▸ What to do
Reproduce, exactly and in full, only the lines below from the one containing "Extract the structured" through the one containing "Give me the".

▸ Data entries
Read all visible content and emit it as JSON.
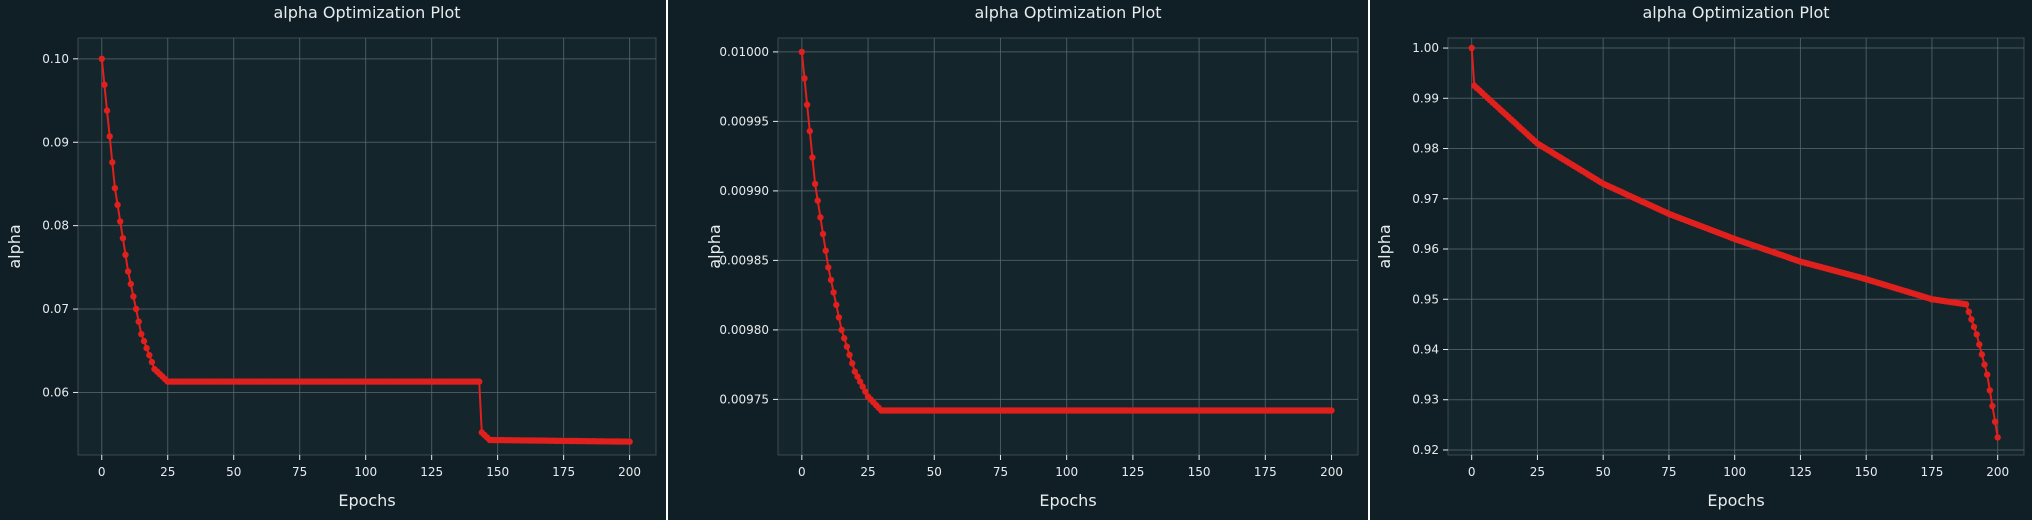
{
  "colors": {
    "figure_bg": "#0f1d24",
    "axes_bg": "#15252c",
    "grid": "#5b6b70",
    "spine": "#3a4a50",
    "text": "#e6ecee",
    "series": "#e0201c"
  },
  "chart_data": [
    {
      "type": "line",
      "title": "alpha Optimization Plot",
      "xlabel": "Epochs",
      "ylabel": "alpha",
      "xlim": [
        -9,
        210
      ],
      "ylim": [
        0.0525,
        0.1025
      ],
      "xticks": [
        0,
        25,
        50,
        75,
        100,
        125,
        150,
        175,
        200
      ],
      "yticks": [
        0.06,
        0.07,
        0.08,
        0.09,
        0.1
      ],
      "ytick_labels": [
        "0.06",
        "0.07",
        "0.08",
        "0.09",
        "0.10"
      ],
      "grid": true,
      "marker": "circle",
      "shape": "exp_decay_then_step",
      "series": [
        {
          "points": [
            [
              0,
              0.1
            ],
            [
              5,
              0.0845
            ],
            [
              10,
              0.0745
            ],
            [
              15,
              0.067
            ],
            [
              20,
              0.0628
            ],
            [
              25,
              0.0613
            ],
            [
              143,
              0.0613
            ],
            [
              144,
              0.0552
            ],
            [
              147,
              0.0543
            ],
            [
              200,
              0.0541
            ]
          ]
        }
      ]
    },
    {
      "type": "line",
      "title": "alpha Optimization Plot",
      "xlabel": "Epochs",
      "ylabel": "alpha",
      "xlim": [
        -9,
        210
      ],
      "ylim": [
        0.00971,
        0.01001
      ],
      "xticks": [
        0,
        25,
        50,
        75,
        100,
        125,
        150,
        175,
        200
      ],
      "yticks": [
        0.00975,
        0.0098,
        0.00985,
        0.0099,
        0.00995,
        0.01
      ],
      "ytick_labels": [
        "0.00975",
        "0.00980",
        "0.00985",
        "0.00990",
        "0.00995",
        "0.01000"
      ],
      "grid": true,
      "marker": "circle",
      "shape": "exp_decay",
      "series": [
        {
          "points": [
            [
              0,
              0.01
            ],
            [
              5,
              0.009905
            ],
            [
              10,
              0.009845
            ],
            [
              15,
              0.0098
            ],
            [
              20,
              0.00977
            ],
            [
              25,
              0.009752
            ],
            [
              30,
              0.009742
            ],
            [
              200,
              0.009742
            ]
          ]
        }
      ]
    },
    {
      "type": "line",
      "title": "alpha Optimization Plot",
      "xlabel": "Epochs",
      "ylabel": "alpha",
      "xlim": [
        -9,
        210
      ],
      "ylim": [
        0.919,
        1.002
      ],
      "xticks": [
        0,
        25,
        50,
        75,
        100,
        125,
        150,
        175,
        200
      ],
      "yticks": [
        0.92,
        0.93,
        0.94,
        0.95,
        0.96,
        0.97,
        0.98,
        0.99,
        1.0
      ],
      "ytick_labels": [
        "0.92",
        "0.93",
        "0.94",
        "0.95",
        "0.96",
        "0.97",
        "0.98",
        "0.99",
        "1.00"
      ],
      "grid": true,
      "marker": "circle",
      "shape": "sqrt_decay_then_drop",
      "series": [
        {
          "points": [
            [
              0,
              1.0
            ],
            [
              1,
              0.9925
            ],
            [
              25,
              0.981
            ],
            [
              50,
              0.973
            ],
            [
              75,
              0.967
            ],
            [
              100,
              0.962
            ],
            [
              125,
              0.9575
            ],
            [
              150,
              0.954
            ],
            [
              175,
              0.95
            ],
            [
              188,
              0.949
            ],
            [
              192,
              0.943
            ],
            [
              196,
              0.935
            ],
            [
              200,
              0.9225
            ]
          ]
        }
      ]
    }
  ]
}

* * *

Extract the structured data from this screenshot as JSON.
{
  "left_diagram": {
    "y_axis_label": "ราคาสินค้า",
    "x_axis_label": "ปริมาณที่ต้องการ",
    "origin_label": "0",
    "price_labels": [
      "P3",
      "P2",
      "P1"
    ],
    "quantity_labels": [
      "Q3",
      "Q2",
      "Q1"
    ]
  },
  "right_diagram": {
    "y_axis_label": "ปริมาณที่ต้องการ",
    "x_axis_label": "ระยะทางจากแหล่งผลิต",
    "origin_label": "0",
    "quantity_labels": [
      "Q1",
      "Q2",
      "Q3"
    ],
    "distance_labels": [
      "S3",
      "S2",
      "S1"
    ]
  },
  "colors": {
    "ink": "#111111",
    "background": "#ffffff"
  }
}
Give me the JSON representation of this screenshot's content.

==

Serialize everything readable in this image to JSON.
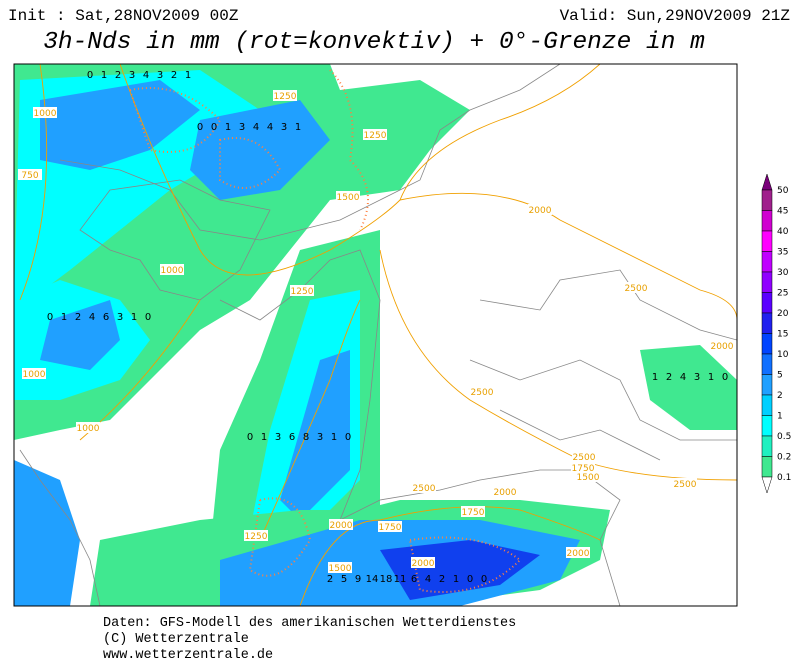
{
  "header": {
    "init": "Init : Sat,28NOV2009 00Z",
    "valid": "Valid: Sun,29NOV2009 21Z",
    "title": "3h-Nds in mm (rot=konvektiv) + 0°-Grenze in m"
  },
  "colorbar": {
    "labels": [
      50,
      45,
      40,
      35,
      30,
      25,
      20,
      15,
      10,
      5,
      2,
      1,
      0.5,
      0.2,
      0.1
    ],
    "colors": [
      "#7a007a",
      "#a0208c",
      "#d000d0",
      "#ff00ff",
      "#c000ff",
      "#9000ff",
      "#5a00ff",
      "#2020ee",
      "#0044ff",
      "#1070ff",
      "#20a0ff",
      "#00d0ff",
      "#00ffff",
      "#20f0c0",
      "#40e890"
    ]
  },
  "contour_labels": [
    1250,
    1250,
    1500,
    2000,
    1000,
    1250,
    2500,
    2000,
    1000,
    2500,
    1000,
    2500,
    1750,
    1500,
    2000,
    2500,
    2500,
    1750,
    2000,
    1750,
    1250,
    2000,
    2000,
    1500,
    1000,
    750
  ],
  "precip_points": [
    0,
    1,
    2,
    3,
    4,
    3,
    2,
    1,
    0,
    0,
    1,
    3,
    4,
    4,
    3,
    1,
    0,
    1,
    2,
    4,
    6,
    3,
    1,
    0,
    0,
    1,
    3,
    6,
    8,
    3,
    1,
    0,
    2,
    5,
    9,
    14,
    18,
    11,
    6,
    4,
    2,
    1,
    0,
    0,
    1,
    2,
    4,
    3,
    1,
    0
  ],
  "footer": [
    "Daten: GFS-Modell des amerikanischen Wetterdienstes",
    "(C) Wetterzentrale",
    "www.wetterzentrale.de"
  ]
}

▸ Problem solution
Extract the structured data from this screenshot as JSON.
{
  "left_diagram": {
    "y_axis_label": "ราคาสินค้า",
    "x_axis_label": "ปริมาณที่ต้องการ",
    "origin_label": "0",
    "price_labels": [
      "P3",
      "P2",
      "P1"
    ],
    "quantity_labels": [
      "Q3",
      "Q2",
      "Q1"
    ]
  },
  "right_diagram": {
    "y_axis_label": "ปริมาณที่ต้องการ",
    "x_axis_label": "ระยะทางจากแหล่งผลิต",
    "origin_label": "0",
    "quantity_labels": [
      "Q1",
      "Q2",
      "Q3"
    ],
    "distance_labels": [
      "S3",
      "S2",
      "S1"
    ]
  },
  "colors": {
    "ink": "#111111",
    "background": "#ffffff"
  }
}
Give me the JSON representation of this screenshot's content.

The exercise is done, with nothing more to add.